■ Work to do: Extract every entry word for word.

Collected data:
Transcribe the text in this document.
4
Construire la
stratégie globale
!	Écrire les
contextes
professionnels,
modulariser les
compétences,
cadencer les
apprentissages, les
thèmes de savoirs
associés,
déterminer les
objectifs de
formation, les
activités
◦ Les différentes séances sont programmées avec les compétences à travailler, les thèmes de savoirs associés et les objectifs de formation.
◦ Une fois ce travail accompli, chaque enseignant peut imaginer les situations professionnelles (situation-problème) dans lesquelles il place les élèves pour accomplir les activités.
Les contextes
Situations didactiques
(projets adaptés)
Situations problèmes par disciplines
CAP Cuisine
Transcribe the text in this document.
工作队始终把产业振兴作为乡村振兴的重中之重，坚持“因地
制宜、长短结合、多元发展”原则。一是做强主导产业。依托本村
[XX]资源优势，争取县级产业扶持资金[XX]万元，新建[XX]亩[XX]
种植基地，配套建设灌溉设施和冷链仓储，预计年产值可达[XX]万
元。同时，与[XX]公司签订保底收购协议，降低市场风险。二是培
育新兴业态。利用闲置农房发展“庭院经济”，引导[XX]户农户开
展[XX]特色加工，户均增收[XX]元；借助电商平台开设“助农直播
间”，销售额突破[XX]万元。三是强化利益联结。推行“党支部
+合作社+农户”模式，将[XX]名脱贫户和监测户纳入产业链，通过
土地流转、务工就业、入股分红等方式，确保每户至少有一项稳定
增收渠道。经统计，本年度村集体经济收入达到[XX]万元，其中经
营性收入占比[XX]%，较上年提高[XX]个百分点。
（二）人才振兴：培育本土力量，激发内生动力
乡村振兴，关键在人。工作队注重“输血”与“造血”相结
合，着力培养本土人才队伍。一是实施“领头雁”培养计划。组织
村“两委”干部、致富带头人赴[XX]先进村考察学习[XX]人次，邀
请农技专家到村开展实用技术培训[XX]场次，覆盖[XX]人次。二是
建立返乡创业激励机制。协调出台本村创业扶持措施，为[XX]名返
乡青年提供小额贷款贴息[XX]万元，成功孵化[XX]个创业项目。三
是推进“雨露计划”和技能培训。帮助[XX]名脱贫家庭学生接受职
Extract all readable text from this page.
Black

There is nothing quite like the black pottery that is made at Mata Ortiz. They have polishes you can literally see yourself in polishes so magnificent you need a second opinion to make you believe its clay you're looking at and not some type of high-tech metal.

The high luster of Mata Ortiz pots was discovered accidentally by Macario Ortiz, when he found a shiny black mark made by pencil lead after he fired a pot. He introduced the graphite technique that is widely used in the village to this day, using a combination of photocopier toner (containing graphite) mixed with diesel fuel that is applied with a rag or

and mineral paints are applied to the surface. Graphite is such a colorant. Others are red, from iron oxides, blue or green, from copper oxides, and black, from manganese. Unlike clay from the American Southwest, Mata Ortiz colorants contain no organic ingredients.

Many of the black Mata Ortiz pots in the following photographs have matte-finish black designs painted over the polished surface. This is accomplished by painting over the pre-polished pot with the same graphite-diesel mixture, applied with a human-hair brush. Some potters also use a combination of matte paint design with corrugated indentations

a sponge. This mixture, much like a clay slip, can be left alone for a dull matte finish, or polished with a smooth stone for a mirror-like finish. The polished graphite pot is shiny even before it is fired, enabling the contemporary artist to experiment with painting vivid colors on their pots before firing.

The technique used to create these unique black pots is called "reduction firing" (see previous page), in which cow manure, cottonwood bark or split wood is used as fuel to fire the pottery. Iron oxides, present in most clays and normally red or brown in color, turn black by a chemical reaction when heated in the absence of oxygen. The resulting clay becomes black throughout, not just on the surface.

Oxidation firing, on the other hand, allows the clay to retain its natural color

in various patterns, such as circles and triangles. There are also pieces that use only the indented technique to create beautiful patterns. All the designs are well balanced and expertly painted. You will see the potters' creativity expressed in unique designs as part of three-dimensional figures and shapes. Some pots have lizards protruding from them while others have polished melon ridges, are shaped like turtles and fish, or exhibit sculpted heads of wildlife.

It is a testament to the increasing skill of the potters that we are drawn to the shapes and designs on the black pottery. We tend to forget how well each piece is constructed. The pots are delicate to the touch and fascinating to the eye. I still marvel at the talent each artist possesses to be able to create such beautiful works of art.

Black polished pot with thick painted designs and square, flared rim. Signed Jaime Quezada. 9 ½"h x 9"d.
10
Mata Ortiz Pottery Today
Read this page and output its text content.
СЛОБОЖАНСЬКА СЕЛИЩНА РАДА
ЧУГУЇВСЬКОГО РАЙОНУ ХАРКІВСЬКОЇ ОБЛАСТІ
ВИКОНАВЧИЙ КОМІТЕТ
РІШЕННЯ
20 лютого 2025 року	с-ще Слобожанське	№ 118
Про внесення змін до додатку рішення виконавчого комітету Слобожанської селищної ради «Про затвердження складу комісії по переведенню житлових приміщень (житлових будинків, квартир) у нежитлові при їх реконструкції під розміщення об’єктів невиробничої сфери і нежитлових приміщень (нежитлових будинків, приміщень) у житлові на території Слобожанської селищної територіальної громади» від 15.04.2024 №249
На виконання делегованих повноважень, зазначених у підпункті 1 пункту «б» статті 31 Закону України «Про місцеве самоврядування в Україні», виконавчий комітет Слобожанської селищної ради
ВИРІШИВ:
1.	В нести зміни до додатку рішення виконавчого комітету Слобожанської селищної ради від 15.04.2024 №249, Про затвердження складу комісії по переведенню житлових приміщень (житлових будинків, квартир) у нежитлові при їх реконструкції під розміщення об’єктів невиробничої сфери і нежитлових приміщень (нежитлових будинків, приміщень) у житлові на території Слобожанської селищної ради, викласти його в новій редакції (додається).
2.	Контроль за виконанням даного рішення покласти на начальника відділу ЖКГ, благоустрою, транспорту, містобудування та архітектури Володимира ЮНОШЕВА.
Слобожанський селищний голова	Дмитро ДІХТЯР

■ Reply:
Transcribe the text in this document.
4
Construire la
stratégie globale
!	Écrire les
contextes
professionnels,
modulariser les
compétences,
cadencer les
apprentissages, les
thèmes de savoirs
associés,
déterminer les
objectifs de
formation, les
activités
◦ Les différentes séances sont programmées avec les compétences à travailler, les thèmes de savoirs associés et les objectifs de formation.
◦ Une fois ce travail accompli, chaque enseignant peut imaginer les situations professionnelles (situation-problème) dans lesquelles il place les élèves pour accomplir les activités.
Les contextes
Situations didactiques
(projets adaptés)
Situations problèmes par disciplines
CAP Cuisine
Transcribe the text in this document.
工作队始终把产业振兴作为乡村振兴的重中之重，坚持“因地
制宜、长短结合、多元发展”原则。一是做强主导产业。依托本村
[XX]资源优势，争取县级产业扶持资金[XX]万元，新建[XX]亩[XX]
种植基地，配套建设灌溉设施和冷链仓储，预计年产值可达[XX]万
元。同时，与[XX]公司签订保底收购协议，降低市场风险。二是培
育新兴业态。利用闲置农房发展“庭院经济”，引导[XX]户农户开
展[XX]特色加工，户均增收[XX]元；借助电商平台开设“助农直播
间”，销售额突破[XX]万元。三是强化利益联结。推行“党支部
+合作社+农户”模式，将[XX]名脱贫户和监测户纳入产业链，通过
土地流转、务工就业、入股分红等方式，确保每户至少有一项稳定
增收渠道。经统计，本年度村集体经济收入达到[XX]万元，其中经
营性收入占比[XX]%，较上年提高[XX]个百分点。
（二）人才振兴：培育本土力量，激发内生动力
乡村振兴，关键在人。工作队注重“输血”与“造血”相结
合，着力培养本土人才队伍。一是实施“领头雁”培养计划。组织
村“两委”干部、致富带头人赴[XX]先进村考察学习[XX]人次，邀
请农技专家到村开展实用技术培训[XX]场次，覆盖[XX]人次。二是
建立返乡创业激励机制。协调出台本村创业扶持措施，为[XX]名返
乡青年提供小额贷款贴息[XX]万元，成功孵化[XX]个创业项目。三
是推进“雨露计划”和技能培训。帮助[XX]名脱贫家庭学生接受职
Extract all readable text from this page.
Black

There is nothing quite like the black pottery that is made at Mata Ortiz. They have polishes you can literally see yourself in polishes so magnificent you need a second opinion to make you believe its clay you're looking at and not some type of high-tech metal.

The high luster of Mata Ortiz pots was discovered accidentally by Macario Ortiz, when he found a shiny black mark made by pencil lead after he fired a pot. He introduced the graphite technique that is widely used in the village to this day, using a combination of photocopier toner (containing graphite) mixed with diesel fuel that is applied with a rag or

and mineral paints are applied to the surface. Graphite is such a colorant. Others are red, from iron oxides, blue or green, from copper oxides, and black, from manganese. Unlike clay from the American Southwest, Mata Ortiz colorants contain no organic ingredients.

Many of the black Mata Ortiz pots in the following photographs have matte-finish black designs painted over the polished surface. This is accomplished by painting over the pre-polished pot with the same graphite-diesel mixture, applied with a human-hair brush. Some potters also use a combination of matte paint design with corrugated indentations

a sponge. This mixture, much like a clay slip, can be left alone for a dull matte finish, or polished with a smooth stone for a mirror-like finish. The polished graphite pot is shiny even before it is fired, enabling the contemporary artist to experiment with painting vivid colors on their pots before firing.

The technique used to create these unique black pots is called "reduction firing" (see previous page), in which cow manure, cottonwood bark or split wood is used as fuel to fire the pottery. Iron oxides, present in most clays and normally red or brown in color, turn black by a chemical reaction when heated in the absence of oxygen. The resulting clay becomes black throughout, not just on the surface.

Oxidation firing, on the other hand, allows the clay to retain its natural color

in various patterns, such as circles and triangles. There are also pieces that use only the indented technique to create beautiful patterns. All the designs are well balanced and expertly painted. You will see the potters' creativity expressed in unique designs as part of three-dimensional figures and shapes. Some pots have lizards protruding from them while others have polished melon ridges, are shaped like turtles and fish, or exhibit sculpted heads of wildlife.

It is a testament to the increasing skill of the potters that we are drawn to the shapes and designs on the black pottery. We tend to forget how well each piece is constructed. The pots are delicate to the touch and fascinating to the eye. I still marvel at the talent each artist possesses to be able to create such beautiful works of art.

Black polished pot with thick painted designs and square, flared rim. Signed Jaime Quezada. 9 ½"h x 9"d.
10
Mata Ortiz Pottery Today
Read this page and output its text content.
СЛОБОЖАНСЬКА СЕЛИЩНА РАДА
ЧУГУЇВСЬКОГО РАЙОНУ ХАРКІВСЬКОЇ ОБЛАСТІ
ВИКОНАВЧИЙ КОМІТЕТ
РІШЕННЯ
20 лютого 2025 року	с-ще Слобожанське	№ 118
Про внесення змін до додатку рішення виконавчого комітету Слобожанської селищної ради «Про затвердження складу комісії по переведенню житлових приміщень (житлових будинків, квартир) у нежитлові при їх реконструкції під розміщення об’єктів невиробничої сфери і нежитлових приміщень (нежитлових будинків, приміщень) у житлові на території Слобожанської селищної територіальної громади» від 15.04.2024 №249
На виконання делегованих повноважень, зазначених у підпункті 1 пункту «б» статті 31 Закону України «Про місцеве самоврядування в Україні», виконавчий комітет Слобожанської селищної ради
ВИРІШИВ:
1.	В нести зміни до додатку рішення виконавчого комітету Слобожанської селищної ради від 15.04.2024 №249, Про затвердження складу комісії по переведенню житлових приміщень (житлових будинків, квартир) у нежитлові при їх реконструкції під розміщення об’єктів невиробничої сфери і нежитлових приміщень (нежитлових будинків, приміщень) у житлові на території Слобожанської селищної ради, викласти його в новій редакції (додається).
2.	Контроль за виконанням даного рішення покласти на начальника відділу ЖКГ, благоустрою, транспорту, містобудування та архітектури Володимира ЮНОШЕВА.
Слобожанський селищний голова	Дмитро ДІХТЯР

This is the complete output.